__DATASET__.
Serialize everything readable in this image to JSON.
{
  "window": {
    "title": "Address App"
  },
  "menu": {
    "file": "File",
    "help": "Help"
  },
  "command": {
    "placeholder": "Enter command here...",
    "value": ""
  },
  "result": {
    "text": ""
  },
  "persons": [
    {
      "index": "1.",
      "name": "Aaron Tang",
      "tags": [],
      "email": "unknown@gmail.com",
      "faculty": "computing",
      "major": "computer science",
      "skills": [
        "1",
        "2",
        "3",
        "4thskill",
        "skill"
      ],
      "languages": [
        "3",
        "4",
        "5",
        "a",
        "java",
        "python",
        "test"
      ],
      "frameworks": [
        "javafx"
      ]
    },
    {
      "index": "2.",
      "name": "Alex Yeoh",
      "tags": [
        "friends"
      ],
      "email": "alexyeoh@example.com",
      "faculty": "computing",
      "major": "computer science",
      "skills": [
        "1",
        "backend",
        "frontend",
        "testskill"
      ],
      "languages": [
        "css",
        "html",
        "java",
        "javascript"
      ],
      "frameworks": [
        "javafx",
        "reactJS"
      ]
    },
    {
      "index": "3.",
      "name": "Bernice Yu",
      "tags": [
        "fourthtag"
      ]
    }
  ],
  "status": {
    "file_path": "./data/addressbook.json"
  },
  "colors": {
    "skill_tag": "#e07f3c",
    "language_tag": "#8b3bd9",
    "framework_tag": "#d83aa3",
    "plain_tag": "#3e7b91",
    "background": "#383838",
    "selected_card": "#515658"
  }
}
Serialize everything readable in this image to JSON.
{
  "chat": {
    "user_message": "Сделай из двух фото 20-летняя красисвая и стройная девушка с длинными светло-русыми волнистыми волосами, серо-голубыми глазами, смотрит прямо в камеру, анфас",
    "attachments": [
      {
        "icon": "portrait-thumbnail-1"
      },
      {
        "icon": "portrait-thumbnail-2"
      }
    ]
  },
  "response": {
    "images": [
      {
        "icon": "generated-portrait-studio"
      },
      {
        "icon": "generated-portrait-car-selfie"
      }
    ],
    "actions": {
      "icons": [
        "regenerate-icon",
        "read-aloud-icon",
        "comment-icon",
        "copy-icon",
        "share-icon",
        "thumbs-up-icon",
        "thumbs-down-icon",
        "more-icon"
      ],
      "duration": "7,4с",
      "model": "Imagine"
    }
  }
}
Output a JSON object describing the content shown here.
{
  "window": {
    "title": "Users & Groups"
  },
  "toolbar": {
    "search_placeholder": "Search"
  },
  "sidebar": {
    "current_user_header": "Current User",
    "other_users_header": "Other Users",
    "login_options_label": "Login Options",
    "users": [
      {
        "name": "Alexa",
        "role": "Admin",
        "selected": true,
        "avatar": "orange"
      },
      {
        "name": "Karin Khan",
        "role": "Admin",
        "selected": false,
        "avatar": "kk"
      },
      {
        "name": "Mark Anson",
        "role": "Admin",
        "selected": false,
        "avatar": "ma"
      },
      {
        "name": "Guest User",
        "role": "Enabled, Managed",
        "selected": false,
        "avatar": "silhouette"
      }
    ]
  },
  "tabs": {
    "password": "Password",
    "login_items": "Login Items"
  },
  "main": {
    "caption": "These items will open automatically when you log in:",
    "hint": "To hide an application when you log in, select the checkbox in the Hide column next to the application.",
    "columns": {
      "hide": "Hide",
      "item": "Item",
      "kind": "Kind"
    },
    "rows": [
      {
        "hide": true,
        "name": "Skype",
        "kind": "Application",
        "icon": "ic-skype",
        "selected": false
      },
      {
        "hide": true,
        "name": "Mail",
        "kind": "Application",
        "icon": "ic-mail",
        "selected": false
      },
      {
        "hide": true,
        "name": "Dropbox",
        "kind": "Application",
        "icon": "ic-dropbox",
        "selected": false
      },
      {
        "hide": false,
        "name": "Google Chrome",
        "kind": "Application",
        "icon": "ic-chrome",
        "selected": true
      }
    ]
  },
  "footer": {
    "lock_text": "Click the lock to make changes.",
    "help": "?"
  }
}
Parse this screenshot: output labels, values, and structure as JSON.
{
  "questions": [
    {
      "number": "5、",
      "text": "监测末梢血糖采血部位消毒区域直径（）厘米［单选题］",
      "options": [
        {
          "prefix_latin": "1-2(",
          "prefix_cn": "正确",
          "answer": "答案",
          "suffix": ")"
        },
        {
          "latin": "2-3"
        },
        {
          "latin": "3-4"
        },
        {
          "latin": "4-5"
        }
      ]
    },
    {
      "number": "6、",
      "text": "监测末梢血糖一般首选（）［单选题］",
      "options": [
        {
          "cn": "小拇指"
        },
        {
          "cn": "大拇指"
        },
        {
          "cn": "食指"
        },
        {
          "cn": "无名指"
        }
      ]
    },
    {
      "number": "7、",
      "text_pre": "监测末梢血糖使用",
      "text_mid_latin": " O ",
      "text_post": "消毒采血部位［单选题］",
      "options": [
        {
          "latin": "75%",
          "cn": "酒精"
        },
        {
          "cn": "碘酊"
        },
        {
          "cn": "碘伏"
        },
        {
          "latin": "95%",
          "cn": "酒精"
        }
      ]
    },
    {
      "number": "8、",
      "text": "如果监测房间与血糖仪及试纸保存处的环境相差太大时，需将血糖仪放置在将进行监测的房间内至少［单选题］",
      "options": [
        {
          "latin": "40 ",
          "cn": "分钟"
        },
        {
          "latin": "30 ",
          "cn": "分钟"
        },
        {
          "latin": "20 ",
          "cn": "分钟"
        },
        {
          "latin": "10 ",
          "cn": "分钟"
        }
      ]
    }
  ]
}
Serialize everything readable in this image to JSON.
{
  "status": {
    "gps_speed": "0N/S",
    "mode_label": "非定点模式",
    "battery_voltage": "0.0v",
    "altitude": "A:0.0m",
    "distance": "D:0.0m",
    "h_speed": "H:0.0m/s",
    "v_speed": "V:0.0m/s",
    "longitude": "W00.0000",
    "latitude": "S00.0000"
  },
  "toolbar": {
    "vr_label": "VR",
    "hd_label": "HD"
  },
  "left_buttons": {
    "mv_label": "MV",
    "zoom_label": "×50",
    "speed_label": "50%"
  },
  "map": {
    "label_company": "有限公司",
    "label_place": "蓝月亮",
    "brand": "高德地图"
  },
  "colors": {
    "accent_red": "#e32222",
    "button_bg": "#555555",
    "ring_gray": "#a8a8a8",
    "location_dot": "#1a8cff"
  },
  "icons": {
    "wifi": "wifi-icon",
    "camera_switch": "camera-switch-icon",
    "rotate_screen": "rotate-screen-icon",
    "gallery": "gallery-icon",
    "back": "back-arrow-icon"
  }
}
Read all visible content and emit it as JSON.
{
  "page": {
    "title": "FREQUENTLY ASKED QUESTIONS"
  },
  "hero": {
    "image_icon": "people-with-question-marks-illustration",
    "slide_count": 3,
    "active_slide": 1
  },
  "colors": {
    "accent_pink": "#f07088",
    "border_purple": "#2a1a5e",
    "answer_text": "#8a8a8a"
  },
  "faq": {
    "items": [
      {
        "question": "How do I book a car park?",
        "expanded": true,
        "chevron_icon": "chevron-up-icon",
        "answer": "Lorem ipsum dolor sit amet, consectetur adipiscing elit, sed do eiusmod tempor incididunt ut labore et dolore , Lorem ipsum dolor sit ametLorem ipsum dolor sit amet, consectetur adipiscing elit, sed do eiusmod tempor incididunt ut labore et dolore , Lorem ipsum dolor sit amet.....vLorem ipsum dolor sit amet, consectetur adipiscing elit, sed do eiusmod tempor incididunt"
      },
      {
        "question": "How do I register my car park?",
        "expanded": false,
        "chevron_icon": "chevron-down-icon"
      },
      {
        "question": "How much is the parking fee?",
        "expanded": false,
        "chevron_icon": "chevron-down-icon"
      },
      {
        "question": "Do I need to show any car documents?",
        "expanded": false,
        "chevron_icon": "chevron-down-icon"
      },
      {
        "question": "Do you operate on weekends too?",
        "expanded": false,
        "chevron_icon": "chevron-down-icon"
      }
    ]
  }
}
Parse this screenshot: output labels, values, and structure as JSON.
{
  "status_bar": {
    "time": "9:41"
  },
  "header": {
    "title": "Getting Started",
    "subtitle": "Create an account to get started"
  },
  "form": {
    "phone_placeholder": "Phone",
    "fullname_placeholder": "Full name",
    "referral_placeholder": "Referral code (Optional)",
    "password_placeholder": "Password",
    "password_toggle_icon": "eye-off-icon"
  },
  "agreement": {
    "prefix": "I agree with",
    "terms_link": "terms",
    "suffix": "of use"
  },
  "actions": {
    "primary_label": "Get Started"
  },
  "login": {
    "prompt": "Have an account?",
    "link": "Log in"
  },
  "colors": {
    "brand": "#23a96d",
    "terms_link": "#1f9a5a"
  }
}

__TASK__.
Point out every line holding the string "command" and copy it.

__ANSWER TO THIS TASK__.
  "command": {
    "placeholder": "Enter command here...",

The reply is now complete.